§ **WORK TO BE COMPLETED**:
Without the pictures, return all of the material exactly as written.

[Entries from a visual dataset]
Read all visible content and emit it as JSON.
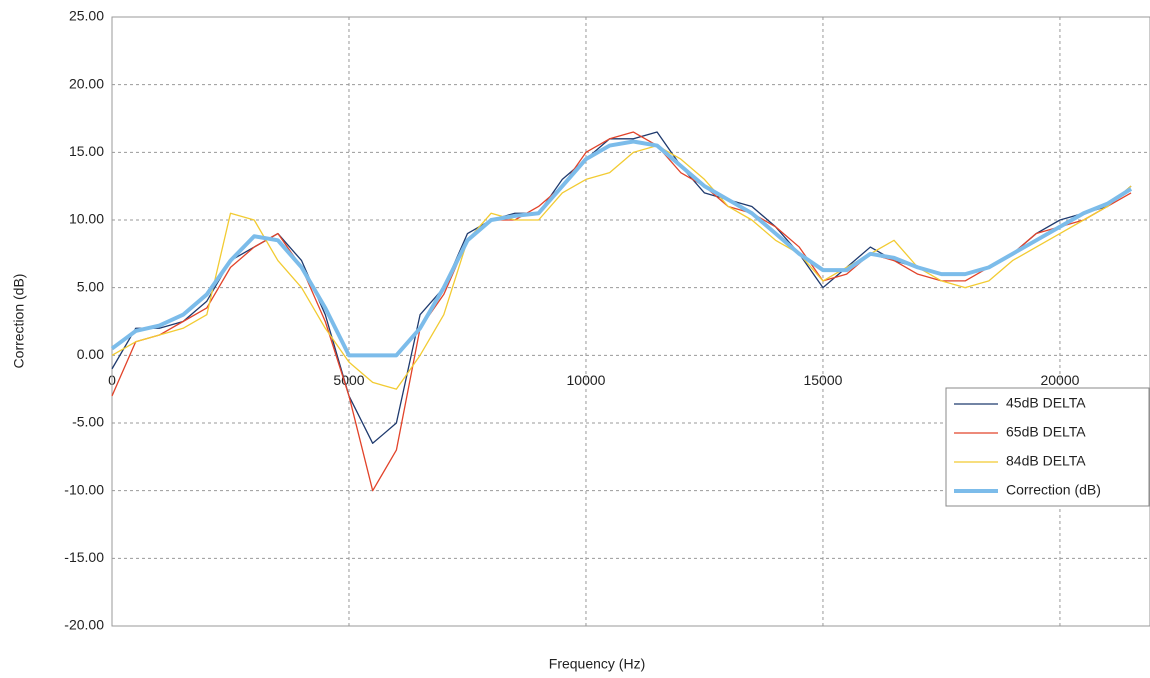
{
  "chart_data": {
    "type": "line",
    "x_label": "Frequency (Hz)",
    "y_label": "Correction (dB)",
    "x": [
      0,
      500,
      1000,
      1500,
      2000,
      2500,
      3000,
      3500,
      4000,
      4500,
      5000,
      5500,
      6000,
      6500,
      7000,
      7500,
      8000,
      8500,
      9000,
      9500,
      10000,
      10500,
      11000,
      11500,
      12000,
      12500,
      13000,
      13500,
      14000,
      14500,
      15000,
      15500,
      16000,
      16500,
      17000,
      17500,
      18000,
      18500,
      19000,
      19500,
      20000,
      20500,
      21000,
      21500
    ],
    "series": [
      {
        "name": "45dB DELTA",
        "color": "#1f3a6e",
        "width": 1.3,
        "values": [
          -1,
          2,
          2,
          2.5,
          4,
          7,
          8,
          9,
          7,
          3,
          -3,
          -6.5,
          -5,
          3,
          5,
          9,
          10,
          10.5,
          10.5,
          13,
          14.5,
          16,
          16,
          16.5,
          14,
          12,
          11.5,
          11,
          9.5,
          7.5,
          5,
          6.5,
          8,
          7,
          6.5,
          6,
          6,
          6.5,
          7.5,
          9,
          10,
          10.5,
          11,
          12.5
        ]
      },
      {
        "name": "65dB DELTA",
        "color": "#e2432a",
        "width": 1.3,
        "values": [
          -3,
          1,
          1.5,
          2.5,
          3.5,
          6.5,
          8,
          9,
          6.5,
          2.5,
          -3,
          -10,
          -7,
          2,
          4.5,
          8.5,
          10,
          10,
          11,
          12.5,
          15,
          16,
          16.5,
          15.5,
          13.5,
          12.5,
          11,
          10.5,
          9.5,
          8,
          5.5,
          6,
          7.5,
          7,
          6,
          5.5,
          5.5,
          6.5,
          7.5,
          9,
          9.5,
          10,
          11,
          12
        ]
      },
      {
        "name": "84dB DELTA",
        "color": "#f2cb32",
        "width": 1.3,
        "values": [
          0,
          1,
          1.5,
          2,
          3,
          10.5,
          10,
          7,
          5,
          2,
          -0.5,
          -2,
          -2.5,
          0,
          3,
          8.5,
          10.5,
          10,
          10,
          12,
          13,
          13.5,
          15,
          15.5,
          14.5,
          13,
          11,
          10,
          8.5,
          7.5,
          5.5,
          6.5,
          7.5,
          8.5,
          6.5,
          5.5,
          5,
          5.5,
          7,
          8,
          9,
          10,
          11,
          12.5
        ]
      },
      {
        "name": "Correction (dB)",
        "color": "#7cbcea",
        "width": 4,
        "values": [
          0.5,
          1.8,
          2.2,
          3,
          4.5,
          7,
          8.8,
          8.5,
          6.5,
          3.5,
          0,
          0,
          0,
          2,
          5,
          8.5,
          10,
          10.3,
          10.5,
          12.5,
          14.5,
          15.5,
          15.8,
          15.5,
          14,
          12.5,
          11.5,
          10.5,
          9,
          7.5,
          6.3,
          6.3,
          7.5,
          7.2,
          6.5,
          6,
          6,
          6.5,
          7.5,
          8.5,
          9.5,
          10.5,
          11.2,
          12.3
        ]
      }
    ],
    "xlim": [
      0,
      21900
    ],
    "xticks": [
      0,
      5000,
      10000,
      15000,
      20000
    ],
    "ylim": [
      -20,
      25
    ],
    "yticks": [
      {
        "value": -20,
        "label": "-20.00"
      },
      {
        "value": -15,
        "label": "-15.00"
      },
      {
        "value": -10,
        "label": "-10.00"
      },
      {
        "value": -5,
        "label": "-5.00"
      },
      {
        "value": 0,
        "label": "0.00"
      },
      {
        "value": 5,
        "label": "5.00"
      },
      {
        "value": 10,
        "label": "10.00"
      },
      {
        "value": 15,
        "label": "15.00"
      },
      {
        "value": 20,
        "label": "20.00"
      },
      {
        "value": 25,
        "label": "25.00"
      }
    ],
    "grid": true,
    "legend": "right"
  }
}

§ **RESPONSE**:
Read all visible content and emit it as JSON.
{
  "chart_data": {
    "type": "line",
    "x_label": "Frequency (Hz)",
    "y_label": "Correction (dB)",
    "x": [
      0,
      500,
      1000,
      1500,
      2000,
      2500,
      3000,
      3500,
      4000,
      4500,
      5000,
      5500,
      6000,
      6500,
      7000,
      7500,
      8000,
      8500,
      9000,
      9500,
      10000,
      10500,
      11000,
      11500,
      12000,
      12500,
      13000,
      13500,
      14000,
      14500,
      15000,
      15500,
      16000,
      16500,
      17000,
      17500,
      18000,
      18500,
      19000,
      19500,
      20000,
      20500,
      21000,
      21500
    ],
    "series": [
      {
        "name": "45dB DELTA",
        "color": "#1f3a6e",
        "width": 1.3,
        "values": [
          -1,
          2,
          2,
          2.5,
          4,
          7,
          8,
          9,
          7,
          3,
          -3,
          -6.5,
          -5,
          3,
          5,
          9,
          10,
          10.5,
          10.5,
          13,
          14.5,
          16,
          16,
          16.5,
          14,
          12,
          11.5,
          11,
          9.5,
          7.5,
          5,
          6.5,
          8,
          7,
          6.5,
          6,
          6,
          6.5,
          7.5,
          9,
          10,
          10.5,
          11,
          12.5
        ]
      },
      {
        "name": "65dB DELTA",
        "color": "#e2432a",
        "width": 1.3,
        "values": [
          -3,
          1,
          1.5,
          2.5,
          3.5,
          6.5,
          8,
          9,
          6.5,
          2.5,
          -3,
          -10,
          -7,
          2,
          4.5,
          8.5,
          10,
          10,
          11,
          12.5,
          15,
          16,
          16.5,
          15.5,
          13.5,
          12.5,
          11,
          10.5,
          9.5,
          8,
          5.5,
          6,
          7.5,
          7,
          6,
          5.5,
          5.5,
          6.5,
          7.5,
          9,
          9.5,
          10,
          11,
          12
        ]
      },
      {
        "name": "84dB DELTA",
        "color": "#f2cb32",
        "width": 1.3,
        "values": [
          0,
          1,
          1.5,
          2,
          3,
          10.5,
          10,
          7,
          5,
          2,
          -0.5,
          -2,
          -2.5,
          0,
          3,
          8.5,
          10.5,
          10,
          10,
          12,
          13,
          13.5,
          15,
          15.5,
          14.5,
          13,
          11,
          10,
          8.5,
          7.5,
          5.5,
          6.5,
          7.5,
          8.5,
          6.5,
          5.5,
          5,
          5.5,
          7,
          8,
          9,
          10,
          11,
          12.5
        ]
      },
      {
        "name": "Correction (dB)",
        "color": "#7cbcea",
        "width": 4,
        "values": [
          0.5,
          1.8,
          2.2,
          3,
          4.5,
          7,
          8.8,
          8.5,
          6.5,
          3.5,
          0,
          0,
          0,
          2,
          5,
          8.5,
          10,
          10.3,
          10.5,
          12.5,
          14.5,
          15.5,
          15.8,
          15.5,
          14,
          12.5,
          11.5,
          10.5,
          9,
          7.5,
          6.3,
          6.3,
          7.5,
          7.2,
          6.5,
          6,
          6,
          6.5,
          7.5,
          8.5,
          9.5,
          10.5,
          11.2,
          12.3
        ]
      }
    ],
    "xlim": [
      0,
      21900
    ],
    "xticks": [
      0,
      5000,
      10000,
      15000,
      20000
    ],
    "ylim": [
      -20,
      25
    ],
    "yticks": [
      {
        "value": -20,
        "label": "-20.00"
      },
      {
        "value": -15,
        "label": "-15.00"
      },
      {
        "value": -10,
        "label": "-10.00"
      },
      {
        "value": -5,
        "label": "-5.00"
      },
      {
        "value": 0,
        "label": "0.00"
      },
      {
        "value": 5,
        "label": "5.00"
      },
      {
        "value": 10,
        "label": "10.00"
      },
      {
        "value": 15,
        "label": "15.00"
      },
      {
        "value": 20,
        "label": "20.00"
      },
      {
        "value": 25,
        "label": "25.00"
      }
    ],
    "grid": true,
    "legend": "right"
  }
}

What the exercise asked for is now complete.